Haya Harareet () (20 September 1931 – 3 February 2021) was an Israeli actress and screenwriter. One of her major film roles was playing Esther, Ben Hur's love interest in the 1959 Hollywood-made film Ben-Hur.

Early life
Haya Neuberg () was born in Haifa, in what was then British Mandatory of Palestine (now Israel), the second of three children. Her Ashkenazi Jewish parents, Reuben and Yocheved Neuberg, emigrated to the pre-Israeli Yishuv community of Palestine from Poland when they were young. Her father worked for the government in Tel Aviv. She received the surname Hararit (later changed to Harareet), which means "mountainous" in Hebrew, at school.

▶ [Raw records]:
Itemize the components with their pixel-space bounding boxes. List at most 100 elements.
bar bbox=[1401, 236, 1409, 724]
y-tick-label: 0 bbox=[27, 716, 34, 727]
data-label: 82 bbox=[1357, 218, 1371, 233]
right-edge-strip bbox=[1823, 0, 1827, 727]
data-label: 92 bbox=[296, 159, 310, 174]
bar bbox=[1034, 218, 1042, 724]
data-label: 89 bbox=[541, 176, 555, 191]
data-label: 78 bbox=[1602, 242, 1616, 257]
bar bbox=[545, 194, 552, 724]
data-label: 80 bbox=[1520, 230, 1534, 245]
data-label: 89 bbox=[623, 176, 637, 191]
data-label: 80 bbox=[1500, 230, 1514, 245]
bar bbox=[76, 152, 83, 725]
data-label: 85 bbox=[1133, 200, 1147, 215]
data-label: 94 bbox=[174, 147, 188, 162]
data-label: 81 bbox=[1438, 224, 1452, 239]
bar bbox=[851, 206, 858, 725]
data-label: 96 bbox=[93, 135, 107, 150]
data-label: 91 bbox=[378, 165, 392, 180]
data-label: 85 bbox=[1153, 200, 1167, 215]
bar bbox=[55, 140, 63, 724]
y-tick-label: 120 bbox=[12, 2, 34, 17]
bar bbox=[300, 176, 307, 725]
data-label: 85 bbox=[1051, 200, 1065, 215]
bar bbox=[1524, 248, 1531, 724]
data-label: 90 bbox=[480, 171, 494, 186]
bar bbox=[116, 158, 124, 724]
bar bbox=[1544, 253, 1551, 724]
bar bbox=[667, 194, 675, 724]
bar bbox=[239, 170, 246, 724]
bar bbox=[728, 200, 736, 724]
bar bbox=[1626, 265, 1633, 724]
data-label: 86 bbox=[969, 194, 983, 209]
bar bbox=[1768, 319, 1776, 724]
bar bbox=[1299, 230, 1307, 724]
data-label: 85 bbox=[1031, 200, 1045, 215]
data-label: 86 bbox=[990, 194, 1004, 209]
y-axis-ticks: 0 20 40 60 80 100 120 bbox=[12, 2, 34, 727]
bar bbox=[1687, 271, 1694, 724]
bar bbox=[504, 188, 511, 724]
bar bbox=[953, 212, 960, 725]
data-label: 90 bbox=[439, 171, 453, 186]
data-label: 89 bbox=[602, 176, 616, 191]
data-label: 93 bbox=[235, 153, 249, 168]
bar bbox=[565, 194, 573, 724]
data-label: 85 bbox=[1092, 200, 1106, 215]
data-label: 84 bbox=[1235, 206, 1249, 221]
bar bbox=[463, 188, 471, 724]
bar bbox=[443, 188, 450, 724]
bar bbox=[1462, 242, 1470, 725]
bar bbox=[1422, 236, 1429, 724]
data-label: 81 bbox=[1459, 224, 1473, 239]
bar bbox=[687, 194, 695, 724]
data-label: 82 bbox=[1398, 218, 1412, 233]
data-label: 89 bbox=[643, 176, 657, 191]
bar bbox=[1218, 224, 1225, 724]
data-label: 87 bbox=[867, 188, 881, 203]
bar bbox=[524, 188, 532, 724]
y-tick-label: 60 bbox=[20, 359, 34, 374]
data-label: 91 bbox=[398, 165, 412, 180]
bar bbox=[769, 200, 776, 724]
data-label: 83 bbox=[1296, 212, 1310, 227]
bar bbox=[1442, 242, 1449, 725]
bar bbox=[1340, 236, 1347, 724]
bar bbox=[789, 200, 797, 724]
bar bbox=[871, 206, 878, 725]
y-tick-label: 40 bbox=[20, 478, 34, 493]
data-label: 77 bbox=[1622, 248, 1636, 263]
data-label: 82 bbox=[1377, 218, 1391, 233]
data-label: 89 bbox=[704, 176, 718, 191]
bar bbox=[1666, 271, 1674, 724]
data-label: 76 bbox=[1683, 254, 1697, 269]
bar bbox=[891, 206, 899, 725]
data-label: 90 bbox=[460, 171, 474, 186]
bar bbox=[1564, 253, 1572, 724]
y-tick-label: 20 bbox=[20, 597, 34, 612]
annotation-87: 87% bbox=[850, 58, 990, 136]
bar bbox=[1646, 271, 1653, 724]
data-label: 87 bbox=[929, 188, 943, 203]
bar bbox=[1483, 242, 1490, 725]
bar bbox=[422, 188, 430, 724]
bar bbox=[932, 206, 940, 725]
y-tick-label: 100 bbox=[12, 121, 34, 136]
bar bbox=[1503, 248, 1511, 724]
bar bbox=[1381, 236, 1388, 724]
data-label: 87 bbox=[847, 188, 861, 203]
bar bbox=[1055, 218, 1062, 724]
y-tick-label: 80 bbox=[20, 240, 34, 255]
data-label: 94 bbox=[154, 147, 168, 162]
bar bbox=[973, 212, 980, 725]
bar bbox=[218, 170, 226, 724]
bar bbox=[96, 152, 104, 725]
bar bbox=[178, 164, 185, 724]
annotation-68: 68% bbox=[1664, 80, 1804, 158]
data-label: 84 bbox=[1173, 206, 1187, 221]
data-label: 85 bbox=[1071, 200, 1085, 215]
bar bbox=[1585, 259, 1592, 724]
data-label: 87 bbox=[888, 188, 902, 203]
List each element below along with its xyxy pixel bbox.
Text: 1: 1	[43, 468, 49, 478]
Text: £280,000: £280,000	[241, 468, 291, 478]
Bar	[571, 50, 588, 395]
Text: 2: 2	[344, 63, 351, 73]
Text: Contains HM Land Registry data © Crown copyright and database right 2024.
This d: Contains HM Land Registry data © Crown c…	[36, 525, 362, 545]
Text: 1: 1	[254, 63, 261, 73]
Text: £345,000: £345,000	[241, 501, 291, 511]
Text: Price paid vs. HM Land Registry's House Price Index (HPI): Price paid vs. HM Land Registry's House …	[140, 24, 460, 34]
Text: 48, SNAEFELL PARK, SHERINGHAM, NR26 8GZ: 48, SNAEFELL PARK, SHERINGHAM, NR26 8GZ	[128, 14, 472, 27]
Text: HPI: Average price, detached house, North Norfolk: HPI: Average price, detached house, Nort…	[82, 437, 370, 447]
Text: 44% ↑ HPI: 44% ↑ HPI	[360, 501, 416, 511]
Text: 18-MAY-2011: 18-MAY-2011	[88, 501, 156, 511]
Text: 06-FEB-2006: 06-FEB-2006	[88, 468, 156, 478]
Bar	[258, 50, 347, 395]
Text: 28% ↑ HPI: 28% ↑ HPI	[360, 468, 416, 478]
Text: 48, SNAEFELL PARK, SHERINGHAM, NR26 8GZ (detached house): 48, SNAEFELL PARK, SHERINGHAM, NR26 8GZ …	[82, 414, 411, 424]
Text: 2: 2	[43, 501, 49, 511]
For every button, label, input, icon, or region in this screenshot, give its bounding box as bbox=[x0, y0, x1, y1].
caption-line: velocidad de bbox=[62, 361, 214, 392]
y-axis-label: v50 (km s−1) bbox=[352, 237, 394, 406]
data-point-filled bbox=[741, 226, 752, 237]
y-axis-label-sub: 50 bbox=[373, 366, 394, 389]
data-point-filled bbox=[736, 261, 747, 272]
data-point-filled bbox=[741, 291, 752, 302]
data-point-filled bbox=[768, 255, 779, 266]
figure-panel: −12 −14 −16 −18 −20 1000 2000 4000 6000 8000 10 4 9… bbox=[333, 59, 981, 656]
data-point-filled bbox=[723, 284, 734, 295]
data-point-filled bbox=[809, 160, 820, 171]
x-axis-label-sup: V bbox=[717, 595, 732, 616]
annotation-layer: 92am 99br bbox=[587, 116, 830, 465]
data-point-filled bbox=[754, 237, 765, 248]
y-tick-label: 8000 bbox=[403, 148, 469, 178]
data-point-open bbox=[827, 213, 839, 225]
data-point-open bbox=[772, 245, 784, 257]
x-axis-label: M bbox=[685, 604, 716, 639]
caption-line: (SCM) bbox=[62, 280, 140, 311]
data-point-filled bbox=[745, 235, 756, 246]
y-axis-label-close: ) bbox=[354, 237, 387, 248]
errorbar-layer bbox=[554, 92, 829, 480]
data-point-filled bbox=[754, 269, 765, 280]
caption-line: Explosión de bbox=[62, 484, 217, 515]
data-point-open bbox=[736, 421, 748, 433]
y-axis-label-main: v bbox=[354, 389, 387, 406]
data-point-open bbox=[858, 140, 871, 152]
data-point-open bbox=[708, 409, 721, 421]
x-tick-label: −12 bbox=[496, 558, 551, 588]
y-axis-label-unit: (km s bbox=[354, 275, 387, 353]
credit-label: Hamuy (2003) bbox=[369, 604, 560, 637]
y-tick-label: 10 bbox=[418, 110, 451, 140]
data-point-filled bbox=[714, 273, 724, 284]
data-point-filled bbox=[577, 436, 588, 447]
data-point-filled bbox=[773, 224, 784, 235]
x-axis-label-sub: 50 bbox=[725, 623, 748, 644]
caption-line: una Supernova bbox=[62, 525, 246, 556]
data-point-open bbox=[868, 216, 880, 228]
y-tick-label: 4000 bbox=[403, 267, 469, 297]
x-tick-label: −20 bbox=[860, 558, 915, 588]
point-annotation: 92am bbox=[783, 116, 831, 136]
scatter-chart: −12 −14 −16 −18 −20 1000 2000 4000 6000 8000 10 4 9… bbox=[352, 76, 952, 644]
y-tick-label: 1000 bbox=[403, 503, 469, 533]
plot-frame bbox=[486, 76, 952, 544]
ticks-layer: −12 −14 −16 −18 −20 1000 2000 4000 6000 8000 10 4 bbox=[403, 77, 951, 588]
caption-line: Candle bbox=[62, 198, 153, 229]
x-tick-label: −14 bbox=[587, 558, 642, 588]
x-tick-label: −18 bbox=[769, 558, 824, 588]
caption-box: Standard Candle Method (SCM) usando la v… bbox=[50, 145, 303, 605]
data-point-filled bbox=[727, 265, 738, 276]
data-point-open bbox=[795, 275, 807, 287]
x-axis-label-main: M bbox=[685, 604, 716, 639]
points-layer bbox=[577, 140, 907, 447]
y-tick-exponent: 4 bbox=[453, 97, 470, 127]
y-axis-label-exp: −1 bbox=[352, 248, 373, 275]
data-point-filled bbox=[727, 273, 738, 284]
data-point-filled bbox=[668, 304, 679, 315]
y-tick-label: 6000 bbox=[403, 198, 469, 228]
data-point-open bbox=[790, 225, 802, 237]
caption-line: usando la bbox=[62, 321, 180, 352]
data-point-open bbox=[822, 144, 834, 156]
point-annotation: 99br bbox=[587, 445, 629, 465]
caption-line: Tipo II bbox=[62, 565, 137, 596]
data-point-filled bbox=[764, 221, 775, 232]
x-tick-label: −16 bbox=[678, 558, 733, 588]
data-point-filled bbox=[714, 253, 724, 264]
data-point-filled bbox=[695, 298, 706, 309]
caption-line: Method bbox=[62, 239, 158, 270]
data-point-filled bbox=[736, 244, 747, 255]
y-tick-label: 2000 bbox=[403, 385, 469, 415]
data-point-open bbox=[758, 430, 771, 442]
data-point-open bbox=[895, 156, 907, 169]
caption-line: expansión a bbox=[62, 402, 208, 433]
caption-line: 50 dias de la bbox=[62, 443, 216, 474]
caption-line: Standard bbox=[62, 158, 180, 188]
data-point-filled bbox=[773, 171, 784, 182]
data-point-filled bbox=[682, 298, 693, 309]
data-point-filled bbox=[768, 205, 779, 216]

▶ [Exercise set]:
**1.** According to the Haya Harareet biography, what does her surname Hararit mean, and where did she get it? Answer in one to three sentences.
**2.** Answer these questions from the Haya Harareet biography.
(a) Which character did she play in the 1959 film Ben-Hur?
(b) Where did her father work for the government?
(c) What was her place in birth order among her parents' children?
**3.** Reproduce the Haya Harareet biography's stretch from "Haya Harareet ()" through "Hebrew, at school.".
The material has no connection to the text about Haya Harareet.

▶ [Answers by task]:
**1.** Hararit means "mountainous" in Hebrew. She received the surname at school, and it was later changed to Harareet.

**2.**
(a) Esther, Ben Hur's love interest.
(b) Tel Aviv.
(c) She was the second of three children.

**3.**
Haya Harareet () (20 September 1931 – 3 February 2021) was an Israeli actress and screenwriter. One of her major film roles was playing Esther, Ben Hur's love interest in the 1959 Hollywood-made film Ben-Hur.

Early life
Haya Neuberg () was born in Haifa, in what was then British Mandatory of Palestine (now Israel), the second of three children. Her Ashkenazi Jewish parents, Reuben and Yocheved Neuberg, emigrated to the pre-Israeli Yishuv community of Palestine from Poland when they were young. Her father worked for the government in Tel Aviv. She received the surname Hararit (later changed to Harareet), which means "mountainous" in Hebrew, at school.